* Begin Records for the exercise *

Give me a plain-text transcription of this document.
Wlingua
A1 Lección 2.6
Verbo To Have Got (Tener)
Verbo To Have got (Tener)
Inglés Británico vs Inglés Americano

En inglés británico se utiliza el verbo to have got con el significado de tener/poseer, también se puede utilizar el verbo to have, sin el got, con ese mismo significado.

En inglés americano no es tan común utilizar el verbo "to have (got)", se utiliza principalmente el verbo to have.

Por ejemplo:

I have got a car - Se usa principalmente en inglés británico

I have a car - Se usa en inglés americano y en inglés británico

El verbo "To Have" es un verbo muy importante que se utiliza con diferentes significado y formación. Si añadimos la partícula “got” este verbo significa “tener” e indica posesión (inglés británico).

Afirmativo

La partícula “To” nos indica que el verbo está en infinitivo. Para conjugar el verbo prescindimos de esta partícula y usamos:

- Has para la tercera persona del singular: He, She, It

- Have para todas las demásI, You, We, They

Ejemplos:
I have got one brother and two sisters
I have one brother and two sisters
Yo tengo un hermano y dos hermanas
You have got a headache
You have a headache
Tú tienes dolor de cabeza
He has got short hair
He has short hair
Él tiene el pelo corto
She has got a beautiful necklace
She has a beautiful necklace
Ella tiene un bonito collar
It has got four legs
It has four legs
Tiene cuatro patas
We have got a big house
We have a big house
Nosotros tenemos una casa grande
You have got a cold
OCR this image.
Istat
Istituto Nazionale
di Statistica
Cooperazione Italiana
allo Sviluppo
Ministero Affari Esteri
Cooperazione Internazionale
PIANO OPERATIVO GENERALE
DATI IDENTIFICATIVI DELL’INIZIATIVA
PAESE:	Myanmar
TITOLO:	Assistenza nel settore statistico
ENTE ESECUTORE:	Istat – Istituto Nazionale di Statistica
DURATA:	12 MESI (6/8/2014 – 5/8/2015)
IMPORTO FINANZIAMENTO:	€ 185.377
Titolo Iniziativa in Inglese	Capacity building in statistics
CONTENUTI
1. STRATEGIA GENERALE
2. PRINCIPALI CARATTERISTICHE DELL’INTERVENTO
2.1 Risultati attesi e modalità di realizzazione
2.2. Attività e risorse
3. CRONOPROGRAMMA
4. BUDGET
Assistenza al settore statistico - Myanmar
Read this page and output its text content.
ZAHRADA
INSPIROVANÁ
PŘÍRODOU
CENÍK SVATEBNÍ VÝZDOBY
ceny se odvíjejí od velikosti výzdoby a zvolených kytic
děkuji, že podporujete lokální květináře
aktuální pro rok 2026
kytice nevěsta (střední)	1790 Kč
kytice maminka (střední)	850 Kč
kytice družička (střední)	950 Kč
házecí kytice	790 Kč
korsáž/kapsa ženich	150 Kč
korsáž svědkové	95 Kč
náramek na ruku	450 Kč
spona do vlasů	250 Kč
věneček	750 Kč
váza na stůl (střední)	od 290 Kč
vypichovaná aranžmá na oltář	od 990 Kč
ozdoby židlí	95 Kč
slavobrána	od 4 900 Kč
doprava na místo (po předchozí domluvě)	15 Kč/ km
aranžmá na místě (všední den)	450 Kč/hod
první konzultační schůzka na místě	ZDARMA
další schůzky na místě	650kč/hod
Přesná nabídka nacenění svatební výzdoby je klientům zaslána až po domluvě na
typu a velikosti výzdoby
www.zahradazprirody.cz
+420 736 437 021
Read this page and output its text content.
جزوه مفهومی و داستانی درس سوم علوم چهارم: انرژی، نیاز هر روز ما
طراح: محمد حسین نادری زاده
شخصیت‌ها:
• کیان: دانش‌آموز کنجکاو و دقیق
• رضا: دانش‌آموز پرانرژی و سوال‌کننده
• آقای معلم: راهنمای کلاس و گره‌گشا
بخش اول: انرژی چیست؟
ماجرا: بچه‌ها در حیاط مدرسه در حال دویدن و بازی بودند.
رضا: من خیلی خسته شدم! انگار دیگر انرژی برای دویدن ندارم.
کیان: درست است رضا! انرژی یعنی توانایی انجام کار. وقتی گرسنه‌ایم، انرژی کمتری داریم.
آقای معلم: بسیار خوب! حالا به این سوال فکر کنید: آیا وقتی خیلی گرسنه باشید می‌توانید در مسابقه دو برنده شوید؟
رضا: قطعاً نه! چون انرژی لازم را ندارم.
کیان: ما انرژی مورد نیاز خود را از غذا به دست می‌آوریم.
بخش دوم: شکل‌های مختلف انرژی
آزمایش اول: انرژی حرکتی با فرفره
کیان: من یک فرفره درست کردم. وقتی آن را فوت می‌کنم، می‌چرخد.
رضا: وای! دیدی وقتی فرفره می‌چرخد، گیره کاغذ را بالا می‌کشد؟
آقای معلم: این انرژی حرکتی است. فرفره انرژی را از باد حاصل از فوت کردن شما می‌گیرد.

* End Records for the exercise *

Each line in the entries above that includes the string "partícula" should be extracted.

> **Output**:
El verbo "To Have" es un verbo muy importante que se utiliza con diferentes significado y formación. Si añadimos la partícula “got” este verbo significa “tener” e indica posesión (inglés británico).
La partícula “To” nos indica que el verbo está en infinitivo. Para conjugar el verbo prescindimos de esta partícula y usamos:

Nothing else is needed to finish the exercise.